## Instructions to follow
Skip the images. Copy the records exactly as written.

□ □ □ □ □

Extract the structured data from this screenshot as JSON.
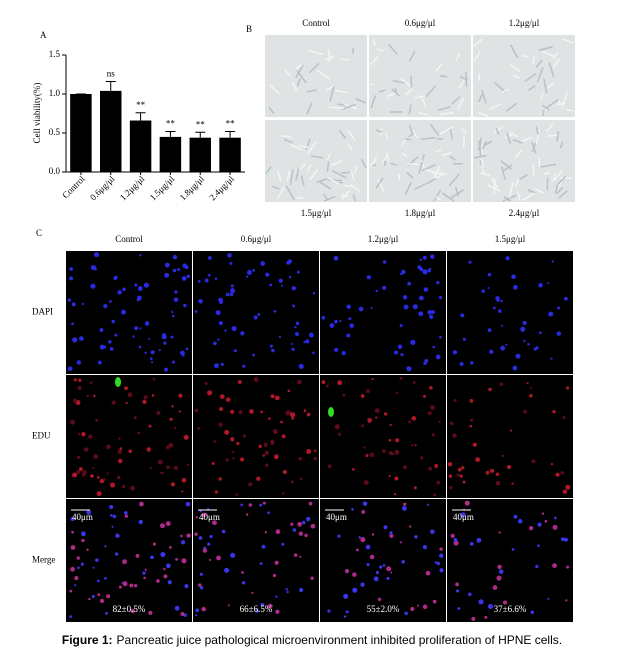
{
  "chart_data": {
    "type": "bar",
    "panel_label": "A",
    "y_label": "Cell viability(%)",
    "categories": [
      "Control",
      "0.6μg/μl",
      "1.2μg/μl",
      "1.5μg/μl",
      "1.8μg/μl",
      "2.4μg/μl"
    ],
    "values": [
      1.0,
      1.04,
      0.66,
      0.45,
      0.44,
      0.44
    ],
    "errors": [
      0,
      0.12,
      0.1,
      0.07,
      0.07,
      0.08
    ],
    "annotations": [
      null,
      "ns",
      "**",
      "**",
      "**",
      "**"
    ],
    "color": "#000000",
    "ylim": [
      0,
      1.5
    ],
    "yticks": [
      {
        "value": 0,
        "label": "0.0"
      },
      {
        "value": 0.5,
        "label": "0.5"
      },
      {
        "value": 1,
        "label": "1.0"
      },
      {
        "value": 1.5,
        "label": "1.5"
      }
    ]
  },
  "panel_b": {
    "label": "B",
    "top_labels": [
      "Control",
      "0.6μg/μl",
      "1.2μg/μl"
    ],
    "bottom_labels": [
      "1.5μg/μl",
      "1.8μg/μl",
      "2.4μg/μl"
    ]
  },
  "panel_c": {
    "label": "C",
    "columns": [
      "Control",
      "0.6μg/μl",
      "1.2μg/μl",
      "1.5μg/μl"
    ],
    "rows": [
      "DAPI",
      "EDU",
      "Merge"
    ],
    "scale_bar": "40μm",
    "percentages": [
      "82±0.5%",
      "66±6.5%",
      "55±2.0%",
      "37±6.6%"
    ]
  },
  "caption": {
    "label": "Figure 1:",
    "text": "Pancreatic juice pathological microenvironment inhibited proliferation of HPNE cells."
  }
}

□ □ □ □ □

## Exercise solution
Extract the structured data from this screenshot as JSON.
{
  "chart_data": {
    "type": "bar",
    "panel_label": "A",
    "y_label": "Cell viability(%)",
    "categories": [
      "Control",
      "0.6μg/μl",
      "1.2μg/μl",
      "1.5μg/μl",
      "1.8μg/μl",
      "2.4μg/μl"
    ],
    "values": [
      1.0,
      1.04,
      0.66,
      0.45,
      0.44,
      0.44
    ],
    "errors": [
      0,
      0.12,
      0.1,
      0.07,
      0.07,
      0.08
    ],
    "annotations": [
      null,
      "ns",
      "**",
      "**",
      "**",
      "**"
    ],
    "color": "#000000",
    "ylim": [
      0,
      1.5
    ],
    "yticks": [
      {
        "value": 0,
        "label": "0.0"
      },
      {
        "value": 0.5,
        "label": "0.5"
      },
      {
        "value": 1,
        "label": "1.0"
      },
      {
        "value": 1.5,
        "label": "1.5"
      }
    ]
  },
  "panel_b": {
    "label": "B",
    "top_labels": [
      "Control",
      "0.6μg/μl",
      "1.2μg/μl"
    ],
    "bottom_labels": [
      "1.5μg/μl",
      "1.8μg/μl",
      "2.4μg/μl"
    ]
  },
  "panel_c": {
    "label": "C",
    "columns": [
      "Control",
      "0.6μg/μl",
      "1.2μg/μl",
      "1.5μg/μl"
    ],
    "rows": [
      "DAPI",
      "EDU",
      "Merge"
    ],
    "scale_bar": "40μm",
    "percentages": [
      "82±0.5%",
      "66±6.5%",
      "55±2.0%",
      "37±6.6%"
    ]
  },
  "caption": {
    "label": "Figure 1:",
    "text": "Pancreatic juice pathological microenvironment inhibited proliferation of HPNE cells."
  }
}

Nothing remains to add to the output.